The authors delineate PEFT algorithms into four primary categories, each with its unique approach to handling LMs efficiently:

Additive Fine-Tuning:

  • Adapters: Introduces small adapter layers within the Transformer blocks, with variants like Serial Adapter, Parallel Adapter, and Multi-task Adaptation approaches.
  • Soft Prompt: Involves appending learnable prompt vectors to the input sequences or key/value matrices, as seen in methods like Prefix-tuning and p-tuning.
  • Others: Techniques such as $\text{(IA)}3$ and SSF introduce learnable scale vectors to rescale activations, achieving comparable performance with minimized training overhead.

Selective Fine-Tuning:

  • Unstructural Masking: Selects a subset of parameters based on criteria like Fisher information or magnitude to be fine-tuned.
  • Structural Masking: Fine-tunes specific structural components or groups of parameters within the model, such as bias terms or specific layers.

Reparameterized Fine-Tuning:

  • Low-rank Decomposition: Reparameterizes the model parameters into low-dimensional matrices, as exemplified by LoRA and its derivatives, enabling efficient tuning.
  • LoRA Derivatives: Expands upon LoRA with dynamic rank adaptation and Bayesian approaches to improve performance across tasks.

Hybrid Fine-Tuning: Combines multiple PEFT strategies, optimizing their collective advantages for enhanced performance and efficiency, such as UniPELT and NOAH.

Efficiency Strategies

To balance computational cost and memory usage, various strategies are explored:

  1. KV-cache Management: Essential for optimizing autoregressive token generation processes, focusing on memory efficiency and computational throughput.
  2. Pruning: Techniques like AdapterDrop and SparseAdapter trim unnecessary parameters to enhance computational efficiency.
  3. Quantization: Methods such as QLoRA and LQ-LoRA reduce precision to save memory without significantly compromising performance.
  4. Memory-efficient Methods: Approaches like Side-Tuning and LoRA-FA minimize the memory overhead during training by optimizing the backpropagation process or leveraging alternative training pathways.

Applications

The survey extends beyond conventional NLP and CV tasks, addressing domains such as:

  1. Visual Instruct Following: Adapting LLMs to comprehend and generate responses to visual inputs using techniques like LLaMA-Adapter.
  2. Continual Learning: Ensuring retention of acquired knowledge across sequential tasks using strategies like AdapterCL.

| Work request |
From the passage on parameter-efficient fine-tuning, copy word for word the part that begins with the words containing "Efficiency Strategies" and ends with "significantly compromising performance.".

| Data excerpts |
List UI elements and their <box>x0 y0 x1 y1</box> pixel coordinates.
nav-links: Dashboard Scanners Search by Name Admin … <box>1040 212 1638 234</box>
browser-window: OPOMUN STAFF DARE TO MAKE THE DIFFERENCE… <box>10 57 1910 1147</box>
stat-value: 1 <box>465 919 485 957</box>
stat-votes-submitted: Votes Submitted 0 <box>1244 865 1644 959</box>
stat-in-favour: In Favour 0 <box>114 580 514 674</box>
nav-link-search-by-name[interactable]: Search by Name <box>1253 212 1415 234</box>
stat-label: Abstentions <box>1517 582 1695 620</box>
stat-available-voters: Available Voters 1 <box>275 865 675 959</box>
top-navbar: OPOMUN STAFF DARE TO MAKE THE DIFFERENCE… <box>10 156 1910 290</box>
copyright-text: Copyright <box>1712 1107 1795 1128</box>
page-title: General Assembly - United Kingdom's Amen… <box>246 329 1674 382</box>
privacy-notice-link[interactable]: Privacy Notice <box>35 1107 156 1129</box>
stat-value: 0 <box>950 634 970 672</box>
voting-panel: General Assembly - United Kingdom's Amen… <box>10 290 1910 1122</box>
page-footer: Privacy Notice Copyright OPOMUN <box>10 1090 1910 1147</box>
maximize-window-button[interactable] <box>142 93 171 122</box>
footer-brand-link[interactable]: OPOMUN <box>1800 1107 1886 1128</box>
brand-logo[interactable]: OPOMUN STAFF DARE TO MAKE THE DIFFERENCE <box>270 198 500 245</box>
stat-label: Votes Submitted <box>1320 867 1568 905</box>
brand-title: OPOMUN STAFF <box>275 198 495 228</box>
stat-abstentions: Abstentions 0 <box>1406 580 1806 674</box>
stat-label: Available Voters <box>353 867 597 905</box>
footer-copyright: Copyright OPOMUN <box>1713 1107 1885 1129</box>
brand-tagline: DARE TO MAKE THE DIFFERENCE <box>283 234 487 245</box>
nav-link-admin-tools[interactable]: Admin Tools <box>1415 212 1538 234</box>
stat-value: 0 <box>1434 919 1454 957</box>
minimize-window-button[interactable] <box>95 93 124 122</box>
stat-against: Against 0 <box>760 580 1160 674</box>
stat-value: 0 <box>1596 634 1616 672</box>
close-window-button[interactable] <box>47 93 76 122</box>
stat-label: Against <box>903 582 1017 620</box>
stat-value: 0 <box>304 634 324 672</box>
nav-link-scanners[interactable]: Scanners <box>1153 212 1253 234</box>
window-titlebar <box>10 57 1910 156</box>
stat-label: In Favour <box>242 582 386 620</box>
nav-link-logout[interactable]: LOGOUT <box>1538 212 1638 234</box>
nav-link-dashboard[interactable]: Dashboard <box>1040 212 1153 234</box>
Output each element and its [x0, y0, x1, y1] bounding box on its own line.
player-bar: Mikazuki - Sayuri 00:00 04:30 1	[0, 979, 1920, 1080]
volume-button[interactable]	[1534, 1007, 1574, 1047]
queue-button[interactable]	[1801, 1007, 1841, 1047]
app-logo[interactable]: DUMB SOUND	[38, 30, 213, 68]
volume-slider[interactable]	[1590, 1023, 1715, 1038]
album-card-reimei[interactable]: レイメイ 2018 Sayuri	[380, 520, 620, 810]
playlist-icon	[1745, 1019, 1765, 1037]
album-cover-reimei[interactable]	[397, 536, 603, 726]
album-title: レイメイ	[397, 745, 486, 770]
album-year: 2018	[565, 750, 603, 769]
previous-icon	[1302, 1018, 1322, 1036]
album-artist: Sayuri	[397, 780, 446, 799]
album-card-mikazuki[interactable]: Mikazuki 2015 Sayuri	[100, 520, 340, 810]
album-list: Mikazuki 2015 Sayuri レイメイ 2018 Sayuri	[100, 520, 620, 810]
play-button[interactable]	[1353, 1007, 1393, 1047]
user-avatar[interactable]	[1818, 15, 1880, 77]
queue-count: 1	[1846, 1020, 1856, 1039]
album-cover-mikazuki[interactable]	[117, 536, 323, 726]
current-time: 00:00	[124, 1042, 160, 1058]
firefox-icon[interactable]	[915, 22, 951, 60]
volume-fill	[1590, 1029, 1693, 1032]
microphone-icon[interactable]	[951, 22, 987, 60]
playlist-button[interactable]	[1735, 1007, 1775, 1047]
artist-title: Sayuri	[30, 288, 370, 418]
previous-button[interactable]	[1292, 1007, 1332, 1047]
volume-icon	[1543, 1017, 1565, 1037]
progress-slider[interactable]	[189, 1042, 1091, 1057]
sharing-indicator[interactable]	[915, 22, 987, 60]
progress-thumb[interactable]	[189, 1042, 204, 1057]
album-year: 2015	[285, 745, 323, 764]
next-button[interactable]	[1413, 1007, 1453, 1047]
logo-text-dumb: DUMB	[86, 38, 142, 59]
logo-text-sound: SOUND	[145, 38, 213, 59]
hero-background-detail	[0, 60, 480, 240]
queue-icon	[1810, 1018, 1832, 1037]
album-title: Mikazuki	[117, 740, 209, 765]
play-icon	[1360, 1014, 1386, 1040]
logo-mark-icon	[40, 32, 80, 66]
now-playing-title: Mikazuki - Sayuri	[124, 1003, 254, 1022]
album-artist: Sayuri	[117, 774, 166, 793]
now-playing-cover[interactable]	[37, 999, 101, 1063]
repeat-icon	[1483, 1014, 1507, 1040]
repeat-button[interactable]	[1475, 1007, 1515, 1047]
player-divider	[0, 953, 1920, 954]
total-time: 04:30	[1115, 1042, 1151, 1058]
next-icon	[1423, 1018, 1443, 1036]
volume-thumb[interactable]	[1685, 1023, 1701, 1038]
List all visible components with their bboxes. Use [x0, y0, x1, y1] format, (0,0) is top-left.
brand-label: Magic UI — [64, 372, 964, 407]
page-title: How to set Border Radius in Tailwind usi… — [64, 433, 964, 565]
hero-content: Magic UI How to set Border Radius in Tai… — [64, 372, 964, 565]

| Answer area |
Efficiency Strategies

To balance computational cost and memory usage, various strategies are explored:

  1. KV-cache Management: Essential for optimizing autoregressive token generation processes, focusing on memory efficiency and computational throughput.
  2. Pruning: Techniques like AdapterDrop and SparseAdapter trim unnecessary parameters to enhance computational efficiency.
  3. Quantization: Methods such as QLoRA and LQ-LoRA reduce precision to save memory without significantly compromising performance.